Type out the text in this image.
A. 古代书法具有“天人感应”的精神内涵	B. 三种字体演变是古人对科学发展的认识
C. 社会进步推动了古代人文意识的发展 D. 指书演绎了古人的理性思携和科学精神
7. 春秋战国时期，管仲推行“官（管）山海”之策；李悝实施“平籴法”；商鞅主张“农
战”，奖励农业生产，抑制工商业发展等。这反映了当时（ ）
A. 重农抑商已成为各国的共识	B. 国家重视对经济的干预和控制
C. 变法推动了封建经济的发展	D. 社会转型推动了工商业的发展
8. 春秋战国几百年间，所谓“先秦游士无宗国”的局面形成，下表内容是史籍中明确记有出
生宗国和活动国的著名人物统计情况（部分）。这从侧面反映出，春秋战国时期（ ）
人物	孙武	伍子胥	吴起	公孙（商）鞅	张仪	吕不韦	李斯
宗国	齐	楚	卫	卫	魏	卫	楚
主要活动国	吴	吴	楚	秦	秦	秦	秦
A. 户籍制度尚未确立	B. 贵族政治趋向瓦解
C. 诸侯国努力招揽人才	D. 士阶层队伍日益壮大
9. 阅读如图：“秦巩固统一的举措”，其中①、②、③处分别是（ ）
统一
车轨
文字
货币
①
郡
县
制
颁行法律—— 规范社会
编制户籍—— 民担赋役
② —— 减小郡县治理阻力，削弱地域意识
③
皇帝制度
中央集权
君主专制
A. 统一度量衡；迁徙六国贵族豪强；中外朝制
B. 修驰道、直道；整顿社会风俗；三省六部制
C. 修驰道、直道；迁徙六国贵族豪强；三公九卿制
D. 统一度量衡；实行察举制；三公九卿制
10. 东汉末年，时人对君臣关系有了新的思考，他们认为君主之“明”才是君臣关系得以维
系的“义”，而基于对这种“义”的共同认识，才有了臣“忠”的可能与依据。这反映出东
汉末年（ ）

--------------------------------

Aim
Please output every record, keeping each line exact.

The result
Type out the text in this image.
A. 古代书法具有“天人感应”的精神内涵	B. 三种字体演变是古人对科学发展的认识
C. 社会进步推动了古代人文意识的发展 D. 指书演绎了古人的理性思携和科学精神
7. 春秋战国时期，管仲推行“官（管）山海”之策；李悝实施“平籴法”；商鞅主张“农
战”，奖励农业生产，抑制工商业发展等。这反映了当时（ ）
A. 重农抑商已成为各国的共识	B. 国家重视对经济的干预和控制
C. 变法推动了封建经济的发展	D. 社会转型推动了工商业的发展
8. 春秋战国几百年间，所谓“先秦游士无宗国”的局面形成，下表内容是史籍中明确记有出
生宗国和活动国的著名人物统计情况（部分）。这从侧面反映出，春秋战国时期（ ）
人物	孙武	伍子胥	吴起	公孙（商）鞅	张仪	吕不韦	李斯
宗国	齐	楚	卫	卫	魏	卫	楚
主要活动国	吴	吴	楚	秦	秦	秦	秦
A. 户籍制度尚未确立	B. 贵族政治趋向瓦解
C. 诸侯国努力招揽人才	D. 士阶层队伍日益壮大
9. 阅读如图：“秦巩固统一的举措”，其中①、②、③处分别是（ ）
统一
车轨
文字
货币
①
郡
县
制
颁行法律—— 规范社会
编制户籍—— 民担赋役
② —— 减小郡县治理阻力，削弱地域意识
③
皇帝制度
中央集权
君主专制
A. 统一度量衡；迁徙六国贵族豪强；中外朝制
B. 修驰道、直道；整顿社会风俗；三省六部制
C. 修驰道、直道；迁徙六国贵族豪强；三公九卿制
D. 统一度量衡；实行察举制；三公九卿制
10. 东汉末年，时人对君臣关系有了新的思考，他们认为君主之“明”才是君臣关系得以维
系的“义”，而基于对这种“义”的共同认识，才有了臣“忠”的可能与依据。这反映出东
汉末年（ ）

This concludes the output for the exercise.